I can't think of anything else to add other than a mild state of anticipation.


----------



## technomancer (May 20, 2011)

I've got to say I felt better about it UNTIL I got to his comments about experimenting with narrative structure. No, we do not want a shitload of flashbacks covering character history that's not needed. Enough of the character background is covered in the plot without adding crap


----------



## Holy Katana (May 20, 2011)

Aww naw.

There have been very few book-to-film adaptations that have worked. Most of them were directed by Stanley Kubrick. I think that says something.

Kinda off-topic, but have you guys heard about James Franco's adaptation of _As I Lay Dying_? How the fuck is that supposed to work? I guess it wouldn't be as hard as _The Sound and the Fury_, but still, what made him think it would be filmable?


----------



## ShadyDavey (May 22, 2011)

technomancer said:


> I've got to say I felt better about it UNTIL I got to his comments about experimenting with narrative structure. No, we do not want a shitload of flashbacks covering character history that's not needed. Enough of the character background is covered in the plot without adding crap





Having now read the article (I never read them immediately) I don't think adding layers of complexity to an already convoluted (from some pov's) structure is going to help in the slightest. 

I've always been a fan of never adding or subtracting too much from the original, it seems a grave disservice on his part to imagine that clarification is going to aid the proles.....seems a nod towards marketability rather than anything else.


----------



## technomancer (May 22, 2011)

ShadyDavey said:


> Having now read the article (I never read them immediately) I don't think adding layers of complexity to an already convoluted (from some pov's) structure is going to help in the slightest.
> 
> I've always been a fan of never adding or subtracting too much from the original, it seems a grave disservice on his part to imagine that clarification is going to aid the proles.....seems a nod towards marketability rather than anything else.



Yup. I'm also not thrilled about his comments on reworking the ending...


----------



## Edika (May 22, 2011)

Haven't read this book yet and have been meaning to for several years! From reading the plot and discussing with people that have read it, it seems to be a very good book with a lot of substance.

Now aside from the creative narrative, the reworked ending (audience friendly?) and his deep love for the matrix movies (at least he recognizes that the matrix was influenced by this book) one of the biggest warning signs concerning a potential failure is him labeling Avatar as a smart science fiction movie. I mean really? Avatar? It may have been a box office hit but a five year old could follow the plot with no problem.


----------



## technomancer (May 22, 2011)

### Data shown
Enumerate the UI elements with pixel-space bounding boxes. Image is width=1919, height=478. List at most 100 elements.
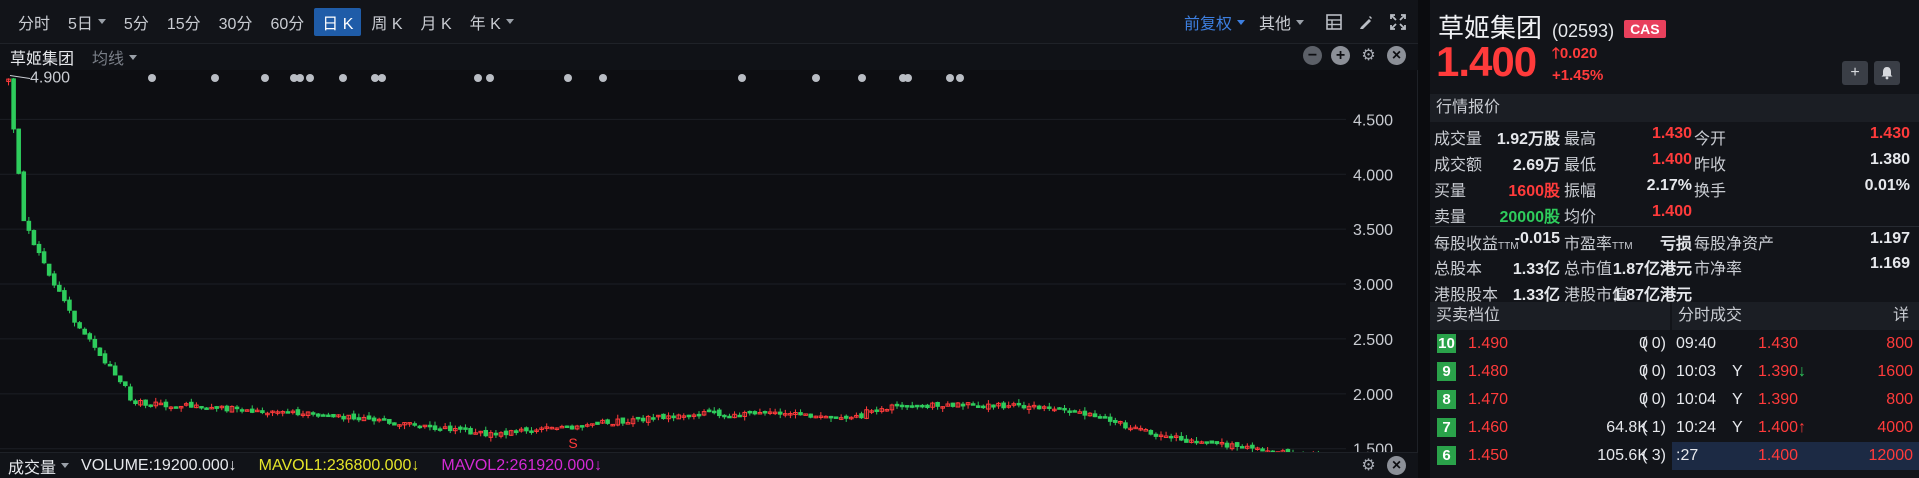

### Exercises
**1.** In the forum thread, who does Holy Katana say directed most of the book-to-film adaptations that worked?
**2.** Can you reproduce everything in the forum thread from "## Edika (May" down to "with no problem."?
The listing comes from a separate source, not from the forum thread.

### Completed exercise
**1.** Stanley Kubrick

**2.**
## Edika (May 22, 2011)

Haven't read this book yet and have been meaning to for several years! From reading the plot and discussing with people that have read it, it seems to be a very good book with a lot of substance.

Now aside from the creative narrative, the reworked ending (audience friendly?) and his deep love for the matrix movies (at least he recognizes that the matrix was influenced by this book) one of the biggest warning signs concerning a potential failure is him labeling Avatar as a smart science fiction movie. I mean really? Avatar? It may have been a box office hit but a five year old could follow the plot with no problem.